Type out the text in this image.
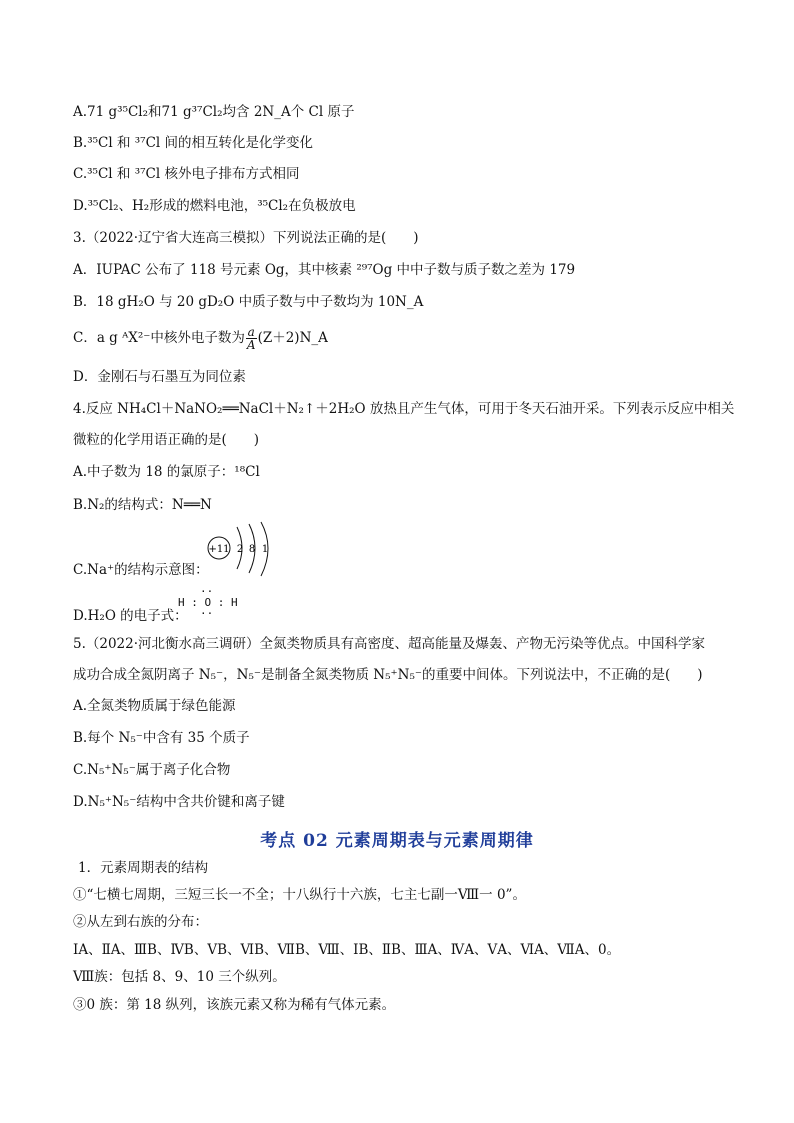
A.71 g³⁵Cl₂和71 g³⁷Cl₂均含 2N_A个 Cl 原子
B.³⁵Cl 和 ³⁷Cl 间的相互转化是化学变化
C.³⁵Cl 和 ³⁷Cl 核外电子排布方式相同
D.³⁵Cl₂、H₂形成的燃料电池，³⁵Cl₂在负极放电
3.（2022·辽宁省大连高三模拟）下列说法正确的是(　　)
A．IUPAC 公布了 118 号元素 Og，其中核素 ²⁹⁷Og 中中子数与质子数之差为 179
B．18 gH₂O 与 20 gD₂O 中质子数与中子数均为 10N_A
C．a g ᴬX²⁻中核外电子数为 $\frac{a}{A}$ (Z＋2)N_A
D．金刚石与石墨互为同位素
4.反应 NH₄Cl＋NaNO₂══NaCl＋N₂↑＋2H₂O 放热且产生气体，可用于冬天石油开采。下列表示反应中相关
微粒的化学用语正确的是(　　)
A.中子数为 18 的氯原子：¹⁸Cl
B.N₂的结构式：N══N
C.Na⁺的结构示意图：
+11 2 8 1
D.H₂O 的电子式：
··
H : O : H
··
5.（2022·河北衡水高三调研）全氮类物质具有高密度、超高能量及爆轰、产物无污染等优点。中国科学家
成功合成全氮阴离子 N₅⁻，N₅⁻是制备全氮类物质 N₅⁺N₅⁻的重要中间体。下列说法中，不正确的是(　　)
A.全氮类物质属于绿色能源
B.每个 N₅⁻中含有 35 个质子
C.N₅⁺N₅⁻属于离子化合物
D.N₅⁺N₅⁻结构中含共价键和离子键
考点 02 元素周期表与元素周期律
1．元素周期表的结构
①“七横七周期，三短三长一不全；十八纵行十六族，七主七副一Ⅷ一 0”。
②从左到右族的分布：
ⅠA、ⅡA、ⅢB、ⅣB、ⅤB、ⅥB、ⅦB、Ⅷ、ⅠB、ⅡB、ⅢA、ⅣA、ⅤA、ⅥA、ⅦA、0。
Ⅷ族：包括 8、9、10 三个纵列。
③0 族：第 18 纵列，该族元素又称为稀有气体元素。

☆ ☆ ☆ ☆

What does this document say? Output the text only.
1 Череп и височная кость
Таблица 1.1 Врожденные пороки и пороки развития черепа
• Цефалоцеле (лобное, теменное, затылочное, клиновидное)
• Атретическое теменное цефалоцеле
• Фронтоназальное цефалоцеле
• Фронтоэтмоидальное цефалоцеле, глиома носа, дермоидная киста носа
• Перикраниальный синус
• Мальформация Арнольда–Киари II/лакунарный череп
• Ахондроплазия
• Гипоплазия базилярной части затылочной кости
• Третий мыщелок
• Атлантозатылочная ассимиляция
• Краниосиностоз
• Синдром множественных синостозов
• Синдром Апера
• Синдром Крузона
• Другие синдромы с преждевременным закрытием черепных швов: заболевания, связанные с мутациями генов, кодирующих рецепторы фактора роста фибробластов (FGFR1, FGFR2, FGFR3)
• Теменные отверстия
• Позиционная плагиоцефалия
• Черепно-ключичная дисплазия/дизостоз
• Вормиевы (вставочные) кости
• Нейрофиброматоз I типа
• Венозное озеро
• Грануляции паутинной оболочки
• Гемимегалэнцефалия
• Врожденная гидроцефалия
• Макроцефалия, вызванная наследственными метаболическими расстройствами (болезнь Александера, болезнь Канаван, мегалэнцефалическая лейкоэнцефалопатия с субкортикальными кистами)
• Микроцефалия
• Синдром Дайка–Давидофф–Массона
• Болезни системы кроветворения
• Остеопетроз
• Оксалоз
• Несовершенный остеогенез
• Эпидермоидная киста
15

☆ ☆ ☆ ☆

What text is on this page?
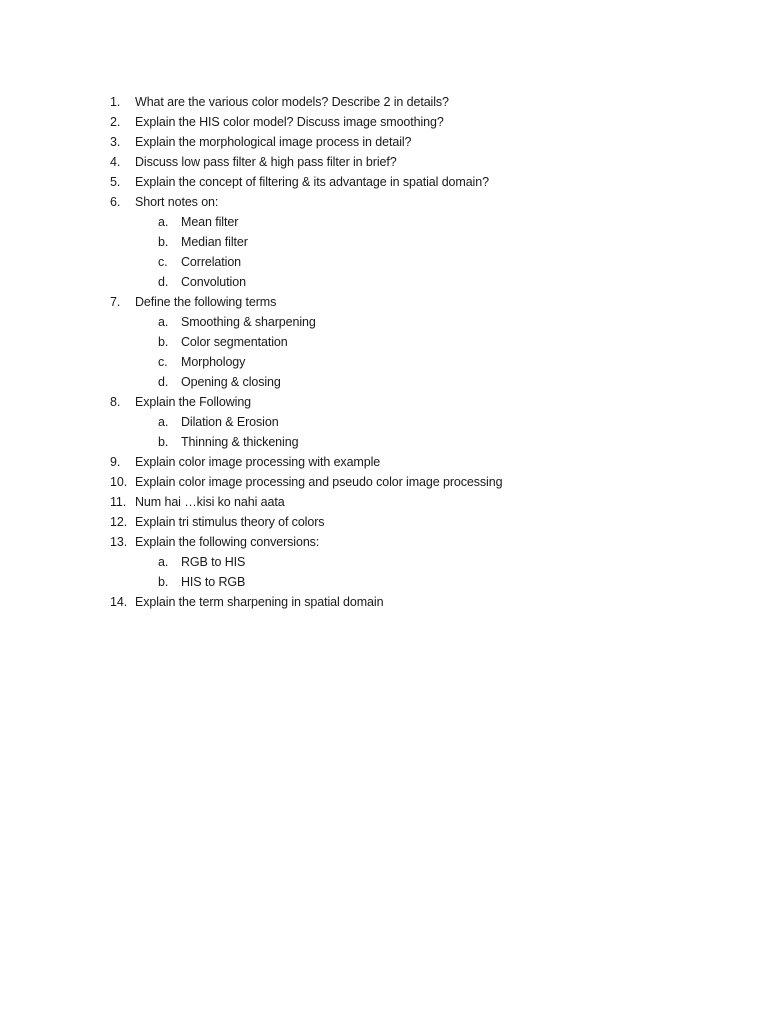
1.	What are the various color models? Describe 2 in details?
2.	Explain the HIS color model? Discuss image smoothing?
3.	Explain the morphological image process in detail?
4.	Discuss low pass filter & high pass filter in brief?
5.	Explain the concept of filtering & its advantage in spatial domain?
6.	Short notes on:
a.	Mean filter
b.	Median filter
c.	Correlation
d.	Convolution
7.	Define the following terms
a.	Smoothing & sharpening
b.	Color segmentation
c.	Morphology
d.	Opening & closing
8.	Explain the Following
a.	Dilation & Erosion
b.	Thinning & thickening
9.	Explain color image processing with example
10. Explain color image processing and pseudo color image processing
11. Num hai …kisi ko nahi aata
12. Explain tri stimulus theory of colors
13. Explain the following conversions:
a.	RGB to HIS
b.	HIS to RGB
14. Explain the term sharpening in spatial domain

☆ ☆ ☆ ☆

• _Written exercise_
Working from the listing above, pick out every line that has "Discuss" and copy it.

• _Output for this task_
2.	Explain the HIS color model? Discuss image smoothing?
4.	Discuss low pass filter & high pass filter in brief?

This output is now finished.